::: Record list :::

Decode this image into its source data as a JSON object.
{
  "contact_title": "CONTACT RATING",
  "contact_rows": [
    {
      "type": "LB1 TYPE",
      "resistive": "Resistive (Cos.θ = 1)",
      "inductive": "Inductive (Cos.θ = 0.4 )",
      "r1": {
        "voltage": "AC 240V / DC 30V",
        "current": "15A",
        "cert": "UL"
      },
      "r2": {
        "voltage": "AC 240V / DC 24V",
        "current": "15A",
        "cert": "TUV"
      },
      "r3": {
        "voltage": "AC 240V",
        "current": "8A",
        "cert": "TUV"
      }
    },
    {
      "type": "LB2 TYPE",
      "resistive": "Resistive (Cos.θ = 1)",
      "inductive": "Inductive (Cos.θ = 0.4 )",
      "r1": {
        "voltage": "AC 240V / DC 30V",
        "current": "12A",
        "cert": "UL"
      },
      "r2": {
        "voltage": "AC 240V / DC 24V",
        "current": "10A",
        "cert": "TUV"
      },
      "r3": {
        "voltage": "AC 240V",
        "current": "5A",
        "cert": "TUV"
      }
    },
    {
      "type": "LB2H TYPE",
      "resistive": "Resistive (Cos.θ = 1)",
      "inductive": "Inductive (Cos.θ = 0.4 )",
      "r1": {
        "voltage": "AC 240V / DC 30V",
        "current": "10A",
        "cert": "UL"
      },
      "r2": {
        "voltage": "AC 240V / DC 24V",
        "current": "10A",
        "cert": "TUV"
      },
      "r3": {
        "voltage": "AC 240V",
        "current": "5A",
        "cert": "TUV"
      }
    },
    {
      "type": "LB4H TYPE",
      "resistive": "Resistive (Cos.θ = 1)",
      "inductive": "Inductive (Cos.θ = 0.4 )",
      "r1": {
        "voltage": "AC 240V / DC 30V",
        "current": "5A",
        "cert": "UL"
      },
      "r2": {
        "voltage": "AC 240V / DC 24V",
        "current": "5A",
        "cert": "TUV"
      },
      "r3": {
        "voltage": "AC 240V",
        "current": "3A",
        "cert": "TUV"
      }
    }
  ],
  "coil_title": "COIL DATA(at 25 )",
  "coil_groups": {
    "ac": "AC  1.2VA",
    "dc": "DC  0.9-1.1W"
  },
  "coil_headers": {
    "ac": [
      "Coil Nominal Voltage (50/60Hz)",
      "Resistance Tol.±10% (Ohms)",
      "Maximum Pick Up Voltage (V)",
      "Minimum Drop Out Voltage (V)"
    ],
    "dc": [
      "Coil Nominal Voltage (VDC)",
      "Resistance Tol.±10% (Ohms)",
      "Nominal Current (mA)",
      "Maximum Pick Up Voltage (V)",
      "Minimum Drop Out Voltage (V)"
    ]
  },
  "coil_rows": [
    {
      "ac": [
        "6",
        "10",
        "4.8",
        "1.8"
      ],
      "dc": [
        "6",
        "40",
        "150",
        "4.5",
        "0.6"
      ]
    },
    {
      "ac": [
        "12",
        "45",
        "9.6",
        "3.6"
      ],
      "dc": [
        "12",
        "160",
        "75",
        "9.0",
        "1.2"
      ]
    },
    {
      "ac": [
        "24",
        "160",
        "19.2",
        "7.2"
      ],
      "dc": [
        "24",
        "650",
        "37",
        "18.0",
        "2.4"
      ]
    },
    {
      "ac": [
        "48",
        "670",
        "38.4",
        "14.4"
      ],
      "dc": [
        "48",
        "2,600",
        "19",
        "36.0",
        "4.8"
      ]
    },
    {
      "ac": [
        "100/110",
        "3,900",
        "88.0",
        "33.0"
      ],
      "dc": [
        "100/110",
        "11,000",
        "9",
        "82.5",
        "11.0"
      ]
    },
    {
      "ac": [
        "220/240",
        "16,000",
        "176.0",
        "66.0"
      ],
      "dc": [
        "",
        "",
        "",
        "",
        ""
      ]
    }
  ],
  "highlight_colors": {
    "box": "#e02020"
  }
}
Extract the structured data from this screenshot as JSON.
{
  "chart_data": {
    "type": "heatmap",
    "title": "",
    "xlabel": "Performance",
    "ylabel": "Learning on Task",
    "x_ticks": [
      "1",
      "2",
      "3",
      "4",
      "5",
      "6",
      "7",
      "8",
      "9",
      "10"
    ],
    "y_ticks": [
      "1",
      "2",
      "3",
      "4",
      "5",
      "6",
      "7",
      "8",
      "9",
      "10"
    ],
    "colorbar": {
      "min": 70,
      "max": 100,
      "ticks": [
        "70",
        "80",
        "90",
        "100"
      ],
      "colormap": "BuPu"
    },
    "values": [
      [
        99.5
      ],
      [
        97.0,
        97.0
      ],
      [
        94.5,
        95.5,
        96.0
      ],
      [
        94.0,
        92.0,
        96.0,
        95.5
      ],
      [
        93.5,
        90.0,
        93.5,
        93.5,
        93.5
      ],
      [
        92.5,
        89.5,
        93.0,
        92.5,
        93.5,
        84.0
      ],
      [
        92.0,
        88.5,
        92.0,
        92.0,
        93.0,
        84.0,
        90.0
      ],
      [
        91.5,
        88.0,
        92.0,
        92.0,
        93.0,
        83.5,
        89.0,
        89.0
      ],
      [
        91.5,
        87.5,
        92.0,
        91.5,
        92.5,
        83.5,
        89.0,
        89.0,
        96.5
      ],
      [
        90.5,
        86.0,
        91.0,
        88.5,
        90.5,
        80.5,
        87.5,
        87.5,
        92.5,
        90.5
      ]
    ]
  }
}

:::

Directions
Extract the whole listing, character for character.

Reply to the task
Decode this image into its source data as a JSON object.
{
  "contact_title": "CONTACT RATING",
  "contact_rows": [
    {
      "type": "LB1 TYPE",
      "resistive": "Resistive (Cos.θ = 1)",
      "inductive": "Inductive (Cos.θ = 0.4 )",
      "r1": {
        "voltage": "AC 240V / DC 30V",
        "current": "15A",
        "cert": "UL"
      },
      "r2": {
        "voltage": "AC 240V / DC 24V",
        "current": "15A",
        "cert": "TUV"
      },
      "r3": {
        "voltage": "AC 240V",
        "current": "8A",
        "cert": "TUV"
      }
    },
    {
      "type": "LB2 TYPE",
      "resistive": "Resistive (Cos.θ = 1)",
      "inductive": "Inductive (Cos.θ = 0.4 )",
      "r1": {
        "voltage": "AC 240V / DC 30V",
        "current": "12A",
        "cert": "UL"
      },
      "r2": {
        "voltage": "AC 240V / DC 24V",
        "current": "10A",
        "cert": "TUV"
      },
      "r3": {
        "voltage": "AC 240V",
        "current": "5A",
        "cert": "TUV"
      }
    },
    {
      "type": "LB2H TYPE",
      "resistive": "Resistive (Cos.θ = 1)",
      "inductive": "Inductive (Cos.θ = 0.4 )",
      "r1": {
        "voltage": "AC 240V / DC 30V",
        "current": "10A",
        "cert": "UL"
      },
      "r2": {
        "voltage": "AC 240V / DC 24V",
        "current": "10A",
        "cert": "TUV"
      },
      "r3": {
        "voltage": "AC 240V",
        "current": "5A",
        "cert": "TUV"
      }
    },
    {
      "type": "LB4H TYPE",
      "resistive": "Resistive (Cos.θ = 1)",
      "inductive": "Inductive (Cos.θ = 0.4 )",
      "r1": {
        "voltage": "AC 240V / DC 30V",
        "current": "5A",
        "cert": "UL"
      },
      "r2": {
        "voltage": "AC 240V / DC 24V",
        "current": "5A",
        "cert": "TUV"
      },
      "r3": {
        "voltage": "AC 240V",
        "current": "3A",
        "cert": "TUV"
      }
    }
  ],
  "coil_title": "COIL DATA(at 25 )",
  "coil_groups": {
    "ac": "AC  1.2VA",
    "dc": "DC  0.9-1.1W"
  },
  "coil_headers": {
    "ac": [
      "Coil Nominal Voltage (50/60Hz)",
      "Resistance Tol.±10% (Ohms)",
      "Maximum Pick Up Voltage (V)",
      "Minimum Drop Out Voltage (V)"
    ],
    "dc": [
      "Coil Nominal Voltage (VDC)",
      "Resistance Tol.±10% (Ohms)",
      "Nominal Current (mA)",
      "Maximum Pick Up Voltage (V)",
      "Minimum Drop Out Voltage (V)"
    ]
  },
  "coil_rows": [
    {
      "ac": [
        "6",
        "10",
        "4.8",
        "1.8"
      ],
      "dc": [
        "6",
        "40",
        "150",
        "4.5",
        "0.6"
      ]
    },
    {
      "ac": [
        "12",
        "45",
        "9.6",
        "3.6"
      ],
      "dc": [
        "12",
        "160",
        "75",
        "9.0",
        "1.2"
      ]
    },
    {
      "ac": [
        "24",
        "160",
        "19.2",
        "7.2"
      ],
      "dc": [
        "24",
        "650",
        "37",
        "18.0",
        "2.4"
      ]
    },
    {
      "ac": [
        "48",
        "670",
        "38.4",
        "14.4"
      ],
      "dc": [
        "48",
        "2,600",
        "19",
        "36.0",
        "4.8"
      ]
    },
    {
      "ac": [
        "100/110",
        "3,900",
        "88.0",
        "33.0"
      ],
      "dc": [
        "100/110",
        "11,000",
        "9",
        "82.5",
        "11.0"
      ]
    },
    {
      "ac": [
        "220/240",
        "16,000",
        "176.0",
        "66.0"
      ],
      "dc": [
        "",
        "",
        "",
        "",
        ""
      ]
    }
  ],
  "highlight_colors": {
    "box": "#e02020"
  }
}
Extract the structured data from this screenshot as JSON.
{
  "chart_data": {
    "type": "heatmap",
    "title": "",
    "xlabel": "Performance",
    "ylabel": "Learning on Task",
    "x_ticks": [
      "1",
      "2",
      "3",
      "4",
      "5",
      "6",
      "7",
      "8",
      "9",
      "10"
    ],
    "y_ticks": [
      "1",
      "2",
      "3",
      "4",
      "5",
      "6",
      "7",
      "8",
      "9",
      "10"
    ],
    "colorbar": {
      "min": 70,
      "max": 100,
      "ticks": [
        "70",
        "80",
        "90",
        "100"
      ],
      "colormap": "BuPu"
    },
    "values": [
      [
        99.5
      ],
      [
        97.0,
        97.0
      ],
      [
        94.5,
        95.5,
        96.0
      ],
      [
        94.0,
        92.0,
        96.0,
        95.5
      ],
      [
        93.5,
        90.0,
        93.5,
        93.5,
        93.5
      ],
      [
        92.5,
        89.5,
        93.0,
        92.5,
        93.5,
        84.0
      ],
      [
        92.0,
        88.5,
        92.0,
        92.0,
        93.0,
        84.0,
        90.0
      ],
      [
        91.5,
        88.0,
        92.0,
        92.0,
        93.0,
        83.5,
        89.0,
        89.0
      ],
      [
        91.5,
        87.5,
        92.0,
        91.5,
        92.5,
        83.5,
        89.0,
        89.0,
        96.5
      ],
      [
        90.5,
        86.0,
        91.0,
        88.5,
        90.5,
        80.5,
        87.5,
        87.5,
        92.5,
        90.5
      ]
    ]
  }
}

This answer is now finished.